# [Work to complete]
Reproduce the entries in full, with no changes.

# [Data listing]
§ §

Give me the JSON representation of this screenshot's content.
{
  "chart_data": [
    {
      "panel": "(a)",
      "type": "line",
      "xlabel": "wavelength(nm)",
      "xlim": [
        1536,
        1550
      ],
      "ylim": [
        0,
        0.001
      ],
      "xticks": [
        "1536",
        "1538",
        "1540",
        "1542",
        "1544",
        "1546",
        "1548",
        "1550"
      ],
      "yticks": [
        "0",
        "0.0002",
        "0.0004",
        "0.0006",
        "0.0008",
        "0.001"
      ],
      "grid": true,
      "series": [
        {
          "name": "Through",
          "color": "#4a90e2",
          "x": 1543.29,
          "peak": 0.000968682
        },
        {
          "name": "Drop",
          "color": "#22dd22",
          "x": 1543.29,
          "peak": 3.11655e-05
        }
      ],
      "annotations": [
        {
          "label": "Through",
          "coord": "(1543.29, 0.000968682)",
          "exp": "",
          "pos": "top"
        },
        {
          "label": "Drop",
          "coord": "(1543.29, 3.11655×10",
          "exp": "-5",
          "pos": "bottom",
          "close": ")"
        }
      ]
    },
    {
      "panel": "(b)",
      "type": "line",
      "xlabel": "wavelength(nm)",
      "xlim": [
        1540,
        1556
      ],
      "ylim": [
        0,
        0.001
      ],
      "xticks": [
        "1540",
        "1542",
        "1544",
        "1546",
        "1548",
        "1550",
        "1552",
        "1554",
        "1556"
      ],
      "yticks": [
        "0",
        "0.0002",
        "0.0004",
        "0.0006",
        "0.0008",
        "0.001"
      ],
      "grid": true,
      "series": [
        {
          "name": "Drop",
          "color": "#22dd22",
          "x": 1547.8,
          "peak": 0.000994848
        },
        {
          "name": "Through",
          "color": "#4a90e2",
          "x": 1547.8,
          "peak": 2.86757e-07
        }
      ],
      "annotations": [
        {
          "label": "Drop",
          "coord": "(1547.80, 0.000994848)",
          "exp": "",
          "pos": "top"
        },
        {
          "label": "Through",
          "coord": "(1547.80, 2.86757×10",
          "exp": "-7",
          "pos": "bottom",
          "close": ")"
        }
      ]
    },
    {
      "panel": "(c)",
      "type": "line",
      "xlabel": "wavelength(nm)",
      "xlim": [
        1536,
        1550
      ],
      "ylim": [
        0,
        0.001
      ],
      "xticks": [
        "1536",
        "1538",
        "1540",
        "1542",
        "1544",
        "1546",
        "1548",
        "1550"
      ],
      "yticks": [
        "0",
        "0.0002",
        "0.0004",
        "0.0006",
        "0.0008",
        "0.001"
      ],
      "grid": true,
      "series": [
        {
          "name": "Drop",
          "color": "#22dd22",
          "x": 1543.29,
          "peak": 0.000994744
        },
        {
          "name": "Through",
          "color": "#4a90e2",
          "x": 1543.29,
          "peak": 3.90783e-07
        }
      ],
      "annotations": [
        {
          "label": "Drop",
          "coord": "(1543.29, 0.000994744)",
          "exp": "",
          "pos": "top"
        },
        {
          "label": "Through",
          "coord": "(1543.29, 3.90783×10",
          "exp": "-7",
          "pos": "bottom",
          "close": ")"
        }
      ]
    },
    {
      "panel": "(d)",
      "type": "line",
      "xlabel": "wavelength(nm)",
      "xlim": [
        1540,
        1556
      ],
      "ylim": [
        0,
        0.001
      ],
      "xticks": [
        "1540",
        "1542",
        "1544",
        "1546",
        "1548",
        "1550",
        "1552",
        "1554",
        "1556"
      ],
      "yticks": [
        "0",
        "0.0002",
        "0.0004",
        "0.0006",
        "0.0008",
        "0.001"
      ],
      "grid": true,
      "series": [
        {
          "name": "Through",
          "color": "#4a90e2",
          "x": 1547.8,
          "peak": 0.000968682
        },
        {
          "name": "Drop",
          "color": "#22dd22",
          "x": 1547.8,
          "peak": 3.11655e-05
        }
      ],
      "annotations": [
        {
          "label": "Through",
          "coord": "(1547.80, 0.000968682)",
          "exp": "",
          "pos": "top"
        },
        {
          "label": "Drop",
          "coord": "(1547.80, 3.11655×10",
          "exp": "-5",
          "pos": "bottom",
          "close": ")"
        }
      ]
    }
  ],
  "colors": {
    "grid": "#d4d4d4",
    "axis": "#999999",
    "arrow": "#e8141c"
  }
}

§ §

# [The answer]
Give me the JSON representation of this screenshot's content.
{
  "chart_data": [
    {
      "panel": "(a)",
      "type": "line",
      "xlabel": "wavelength(nm)",
      "xlim": [
        1536,
        1550
      ],
      "ylim": [
        0,
        0.001
      ],
      "xticks": [
        "1536",
        "1538",
        "1540",
        "1542",
        "1544",
        "1546",
        "1548",
        "1550"
      ],
      "yticks": [
        "0",
        "0.0002",
        "0.0004",
        "0.0006",
        "0.0008",
        "0.001"
      ],
      "grid": true,
      "series": [
        {
          "name": "Through",
          "color": "#4a90e2",
          "x": 1543.29,
          "peak": 0.000968682
        },
        {
          "name": "Drop",
          "color": "#22dd22",
          "x": 1543.29,
          "peak": 3.11655e-05
        }
      ],
      "annotations": [
        {
          "label": "Through",
          "coord": "(1543.29, 0.000968682)",
          "exp": "",
          "pos": "top"
        },
        {
          "label": "Drop",
          "coord": "(1543.29, 3.11655×10",
          "exp": "-5",
          "pos": "bottom",
          "close": ")"
        }
      ]
    },
    {
      "panel": "(b)",
      "type": "line",
      "xlabel": "wavelength(nm)",
      "xlim": [
        1540,
        1556
      ],
      "ylim": [
        0,
        0.001
      ],
      "xticks": [
        "1540",
        "1542",
        "1544",
        "1546",
        "1548",
        "1550",
        "1552",
        "1554",
        "1556"
      ],
      "yticks": [
        "0",
        "0.0002",
        "0.0004",
        "0.0006",
        "0.0008",
        "0.001"
      ],
      "grid": true,
      "series": [
        {
          "name": "Drop",
          "color": "#22dd22",
          "x": 1547.8,
          "peak": 0.000994848
        },
        {
          "name": "Through",
          "color": "#4a90e2",
          "x": 1547.8,
          "peak": 2.86757e-07
        }
      ],
      "annotations": [
        {
          "label": "Drop",
          "coord": "(1547.80, 0.000994848)",
          "exp": "",
          "pos": "top"
        },
        {
          "label": "Through",
          "coord": "(1547.80, 2.86757×10",
          "exp": "-7",
          "pos": "bottom",
          "close": ")"
        }
      ]
    },
    {
      "panel": "(c)",
      "type": "line",
      "xlabel": "wavelength(nm)",
      "xlim": [
        1536,
        1550
      ],
      "ylim": [
        0,
        0.001
      ],
      "xticks": [
        "1536",
        "1538",
        "1540",
        "1542",
        "1544",
        "1546",
        "1548",
        "1550"
      ],
      "yticks": [
        "0",
        "0.0002",
        "0.0004",
        "0.0006",
        "0.0008",
        "0.001"
      ],
      "grid": true,
      "series": [
        {
          "name": "Drop",
          "color": "#22dd22",
          "x": 1543.29,
          "peak": 0.000994744
        },
        {
          "name": "Through",
          "color": "#4a90e2",
          "x": 1543.29,
          "peak": 3.90783e-07
        }
      ],
      "annotations": [
        {
          "label": "Drop",
          "coord": "(1543.29, 0.000994744)",
          "exp": "",
          "pos": "top"
        },
        {
          "label": "Through",
          "coord": "(1543.29, 3.90783×10",
          "exp": "-7",
          "pos": "bottom",
          "close": ")"
        }
      ]
    },
    {
      "panel": "(d)",
      "type": "line",
      "xlabel": "wavelength(nm)",
      "xlim": [
        1540,
        1556
      ],
      "ylim": [
        0,
        0.001
      ],
      "xticks": [
        "1540",
        "1542",
        "1544",
        "1546",
        "1548",
        "1550",
        "1552",
        "1554",
        "1556"
      ],
      "yticks": [
        "0",
        "0.0002",
        "0.0004",
        "0.0006",
        "0.0008",
        "0.001"
      ],
      "grid": true,
      "series": [
        {
          "name": "Through",
          "color": "#4a90e2",
          "x": 1547.8,
          "peak": 0.000968682
        },
        {
          "name": "Drop",
          "color": "#22dd22",
          "x": 1547.8,
          "peak": 3.11655e-05
        }
      ],
      "annotations": [
        {
          "label": "Through",
          "coord": "(1547.80, 0.000968682)",
          "exp": "",
          "pos": "top"
        },
        {
          "label": "Drop",
          "coord": "(1547.80, 3.11655×10",
          "exp": "-5",
          "pos": "bottom",
          "close": ")"
        }
      ]
    }
  ],
  "colors": {
    "grid": "#d4d4d4",
    "axis": "#999999",
    "arrow": "#e8141c"
  }
}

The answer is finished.